Leave out any picture and return the remaining listing below exactly as given.

*Data provided*.
┄┄┄┄┄┄
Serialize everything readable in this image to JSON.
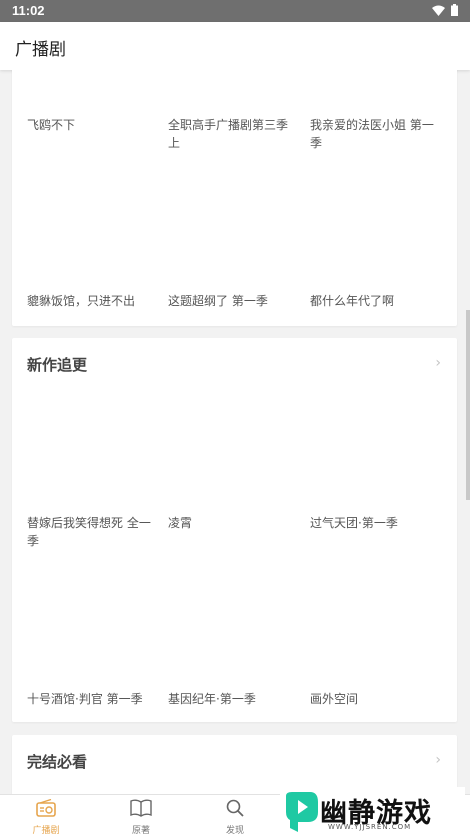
{
  "status_bar": {
    "time": "11:02"
  },
  "app_bar": {
    "title": "广播剧"
  },
  "section_top": {
    "row1": [
      {
        "title": "飞鸥不下"
      },
      {
        "title": "全职高手广播剧第三季上"
      },
      {
        "title": "我亲爱的法医小姐 第一季"
      }
    ],
    "row2": [
      {
        "title": "貔貅饭馆，只进不出"
      },
      {
        "title": "这题超纲了 第一季"
      },
      {
        "title": "都什么年代了啊"
      }
    ]
  },
  "section_new": {
    "title": "新作追更",
    "chevron": "›",
    "row1": [
      {
        "title": "替嫁后我笑得想死 全一季"
      },
      {
        "title": "凌霄"
      },
      {
        "title": "过气天团·第一季"
      }
    ],
    "row2": [
      {
        "title": "十号酒馆·判官 第一季"
      },
      {
        "title": "基因纪年·第一季"
      },
      {
        "title": "画外空间"
      }
    ]
  },
  "section_finished": {
    "title": "完结必看",
    "chevron": "›"
  },
  "bottom_nav": {
    "items": [
      {
        "label": "广播剧",
        "icon": "radio-icon",
        "active": true
      },
      {
        "label": "原著",
        "icon": "book-icon",
        "active": false
      },
      {
        "label": "发现",
        "icon": "search-icon",
        "active": false
      }
    ]
  },
  "watermark": {
    "text": "幽静游戏",
    "url": "WWW.YJJSREN.COM"
  },
  "colors": {
    "accent": "#e6a54e",
    "status_bar": "#6f6f6f",
    "logo": "#1fc9a3"
  }
}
┄┄┄┄┄┄
*Result of this exercise*.
Serialize everything readable in this image to JSON.
{
  "status_bar": {
    "time": "11:02"
  },
  "app_bar": {
    "title": "广播剧"
  },
  "section_top": {
    "row1": [
      {
        "title": "飞鸥不下"
      },
      {
        "title": "全职高手广播剧第三季上"
      },
      {
        "title": "我亲爱的法医小姐 第一季"
      }
    ],
    "row2": [
      {
        "title": "貔貅饭馆，只进不出"
      },
      {
        "title": "这题超纲了 第一季"
      },
      {
        "title": "都什么年代了啊"
      }
    ]
  },
  "section_new": {
    "title": "新作追更",
    "chevron": "›",
    "row1": [
      {
        "title": "替嫁后我笑得想死 全一季"
      },
      {
        "title": "凌霄"
      },
      {
        "title": "过气天团·第一季"
      }
    ],
    "row2": [
      {
        "title": "十号酒馆·判官 第一季"
      },
      {
        "title": "基因纪年·第一季"
      },
      {
        "title": "画外空间"
      }
    ]
  },
  "section_finished": {
    "title": "完结必看",
    "chevron": "›"
  },
  "bottom_nav": {
    "items": [
      {
        "label": "广播剧",
        "icon": "radio-icon",
        "active": true
      },
      {
        "label": "原著",
        "icon": "book-icon",
        "active": false
      },
      {
        "label": "发现",
        "icon": "search-icon",
        "active": false
      }
    ]
  },
  "watermark": {
    "text": "幽静游戏",
    "url": "WWW.YJJSREN.COM"
  },
  "colors": {
    "accent": "#e6a54e",
    "status_bar": "#6f6f6f",
    "logo": "#1fc9a3"
  }
}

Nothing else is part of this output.